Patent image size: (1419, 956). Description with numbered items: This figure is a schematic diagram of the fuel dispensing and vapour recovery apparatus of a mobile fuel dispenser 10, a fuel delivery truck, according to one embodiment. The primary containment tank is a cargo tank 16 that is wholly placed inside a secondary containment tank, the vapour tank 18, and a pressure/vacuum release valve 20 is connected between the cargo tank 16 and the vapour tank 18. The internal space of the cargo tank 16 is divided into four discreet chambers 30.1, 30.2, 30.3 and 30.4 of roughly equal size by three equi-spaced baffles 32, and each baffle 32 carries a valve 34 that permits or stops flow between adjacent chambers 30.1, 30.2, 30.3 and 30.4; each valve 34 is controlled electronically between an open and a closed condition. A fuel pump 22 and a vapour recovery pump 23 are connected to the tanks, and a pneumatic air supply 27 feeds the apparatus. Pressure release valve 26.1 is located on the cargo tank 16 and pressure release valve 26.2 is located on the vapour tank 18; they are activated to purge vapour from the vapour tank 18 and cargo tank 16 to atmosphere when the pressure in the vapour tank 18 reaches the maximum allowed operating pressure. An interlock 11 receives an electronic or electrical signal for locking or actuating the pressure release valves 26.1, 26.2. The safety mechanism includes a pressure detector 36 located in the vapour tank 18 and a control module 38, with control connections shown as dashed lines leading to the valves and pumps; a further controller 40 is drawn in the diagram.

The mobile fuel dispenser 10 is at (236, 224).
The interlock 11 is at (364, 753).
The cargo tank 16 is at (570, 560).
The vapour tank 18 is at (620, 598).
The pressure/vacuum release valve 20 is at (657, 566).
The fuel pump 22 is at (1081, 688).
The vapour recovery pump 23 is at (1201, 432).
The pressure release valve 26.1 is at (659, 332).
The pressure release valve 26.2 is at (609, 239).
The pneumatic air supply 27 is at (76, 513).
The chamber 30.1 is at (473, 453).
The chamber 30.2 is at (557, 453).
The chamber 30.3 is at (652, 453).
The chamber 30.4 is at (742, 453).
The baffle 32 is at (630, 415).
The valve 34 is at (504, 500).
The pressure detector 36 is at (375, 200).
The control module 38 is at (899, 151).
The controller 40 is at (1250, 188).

▶ What needs to be done
Please quote every line of the records above word for word, with nothing changed or left out.

▶ Solution for this task
Patent image size: (1419, 956). Description with numbered items: This figure is a schematic diagram of the fuel dispensing and vapour recovery apparatus of a mobile fuel dispenser 10, a fuel delivery truck, according to one embodiment. The primary containment tank is a cargo tank 16 that is wholly placed inside a secondary containment tank, the vapour tank 18, and a pressure/vacuum release valve 20 is connected between the cargo tank 16 and the vapour tank 18. The internal space of the cargo tank 16 is divided into four discreet chambers 30.1, 30.2, 30.3 and 30.4 of roughly equal size by three equi-spaced baffles 32, and each baffle 32 carries a valve 34 that permits or stops flow between adjacent chambers 30.1, 30.2, 30.3 and 30.4; each valve 34 is controlled electronically between an open and a closed condition. A fuel pump 22 and a vapour recovery pump 23 are connected to the tanks, and a pneumatic air supply 27 feeds the apparatus. Pressure release valve 26.1 is located on the cargo tank 16 and pressure release valve 26.2 is located on the vapour tank 18; they are activated to purge vapour from the vapour tank 18 and cargo tank 16 to atmosphere when the pressure in the vapour tank 18 reaches the maximum allowed operating pressure. An interlock 11 receives an electronic or electrical signal for locking or actuating the pressure release valves 26.1, 26.2. The safety mechanism includes a pressure detector 36 located in the vapour tank 18 and a control module 38, with control connections shown as dashed lines leading to the valves and pumps; a further controller 40 is drawn in the diagram.

The mobile fuel dispenser 10 is at (236, 224).
The interlock 11 is at (364, 753).
The cargo tank 16 is at (570, 560).
The vapour tank 18 is at (620, 598).
The pressure/vacuum release valve 20 is at (657, 566).
The fuel pump 22 is at (1081, 688).
The vapour recovery pump 23 is at (1201, 432).
The pressure release valve 26.1 is at (659, 332).
The pressure release valve 26.2 is at (609, 239).
The pneumatic air supply 27 is at (76, 513).
The chamber 30.1 is at (473, 453).
The chamber 30.2 is at (557, 453).
The chamber 30.3 is at (652, 453).
The chamber 30.4 is at (742, 453).
The baffle 32 is at (630, 415).
The valve 34 is at (504, 500).
The pressure detector 36 is at (375, 200).
The control module 38 is at (899, 151).
The controller 40 is at (1250, 188).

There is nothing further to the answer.